TASK PROMPT> Copy all the entries word for word, but omit the pictures.

RECORDS>
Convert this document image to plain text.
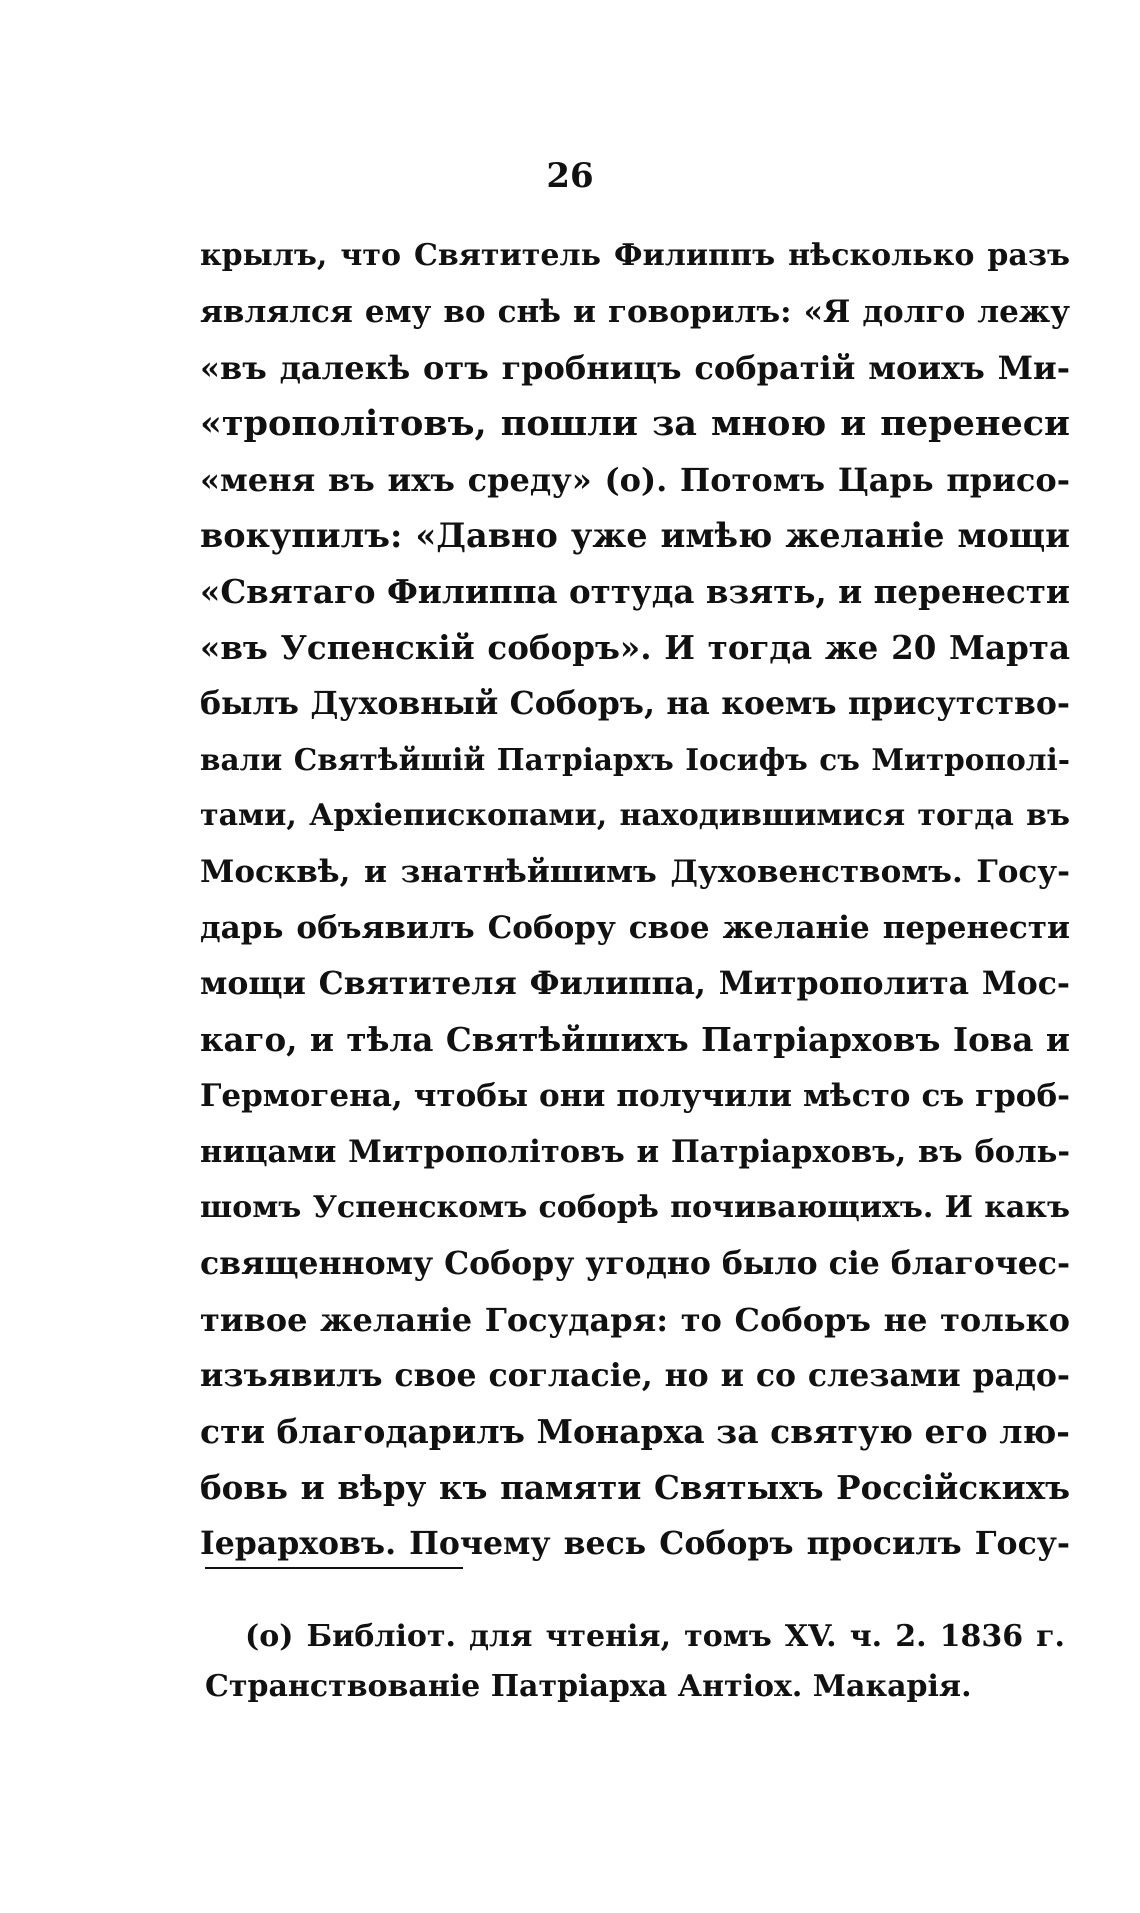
26
крылъ, что Святитель Филиппъ нѣсколько разъ
являлся ему во снѣ и говорилъ: «Я долго лежу
«въ далекѣ отъ гробницъ собратій моихъ Ми-
«трополітовъ, пошли за мною и перенеси
«меня въ ихъ среду» (о). Потомъ Царь присо-
вокупилъ: «Давно уже имѣю желаніе мощи
«Святаго Филиппа оттуда взять, и перенести
«въ Успенскій соборъ». И тогда же 20 Марта
былъ Духовный Соборъ, на коемъ присутство-
вали Святѣйшій Патріархъ Іосифъ съ Митрополі-
тами, Архіепископами, находившимися тогда въ
Москвѣ, и знатнѣйшимъ Духовенствомъ. Госу-
дарь объявилъ Собору свое желаніе перенести
мощи Святителя Филиппа, Митрополита Мос-
каго, и тѣла Святѣйшихъ Патріарховъ Іова и
Гермогена, чтобы они получили мѣсто съ гроб-
ницами Митрополітовъ и Патріарховъ, въ боль-
шомъ Успенскомъ соборѣ почивающихъ. И какъ
священному Собору угодно было сіе благочес-
тивое желаніе Государя: то Соборъ не только
изъявилъ свое согласіе, но и со слезами радо-
сти благодарилъ Монарха за святую его лю-
бовь и вѣру къ памяти Святыхъ Россійскихъ
Іерарховъ. Почему весь Соборъ просилъ Госу-
(о) Библіот. для чтенія, томъ XV. ч. 2. 1836 г.
Странствованіе Патріарха Антіох. Макарія.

EXERCISE ANSWER>
Convert this document image to plain text.
26
крылъ, что Святитель Филиппъ нѣсколько разъ
являлся ему во снѣ и говорилъ: «Я долго лежу
«въ далекѣ отъ гробницъ собратій моихъ Ми-
«трополітовъ, пошли за мною и перенеси
«меня въ ихъ среду» (о). Потомъ Царь присо-
вокупилъ: «Давно уже имѣю желаніе мощи
«Святаго Филиппа оттуда взять, и перенести
«въ Успенскій соборъ». И тогда же 20 Марта
былъ Духовный Соборъ, на коемъ присутство-
вали Святѣйшій Патріархъ Іосифъ съ Митрополі-
тами, Архіепископами, находившимися тогда въ
Москвѣ, и знатнѣйшимъ Духовенствомъ. Госу-
дарь объявилъ Собору свое желаніе перенести
мощи Святителя Филиппа, Митрополита Мос-
каго, и тѣла Святѣйшихъ Патріарховъ Іова и
Гермогена, чтобы они получили мѣсто съ гроб-
ницами Митрополітовъ и Патріарховъ, въ боль-
шомъ Успенскомъ соборѣ почивающихъ. И какъ
священному Собору угодно было сіе благочес-
тивое желаніе Государя: то Соборъ не только
изъявилъ свое согласіе, но и со слезами радо-
сти благодарилъ Монарха за святую его лю-
бовь и вѣру къ памяти Святыхъ Россійскихъ
Іерарховъ. Почему весь Соборъ просилъ Госу-
(о) Библіот. для чтенія, томъ XV. ч. 2. 1836 г.
Странствованіе Патріарха Антіох. Макарія.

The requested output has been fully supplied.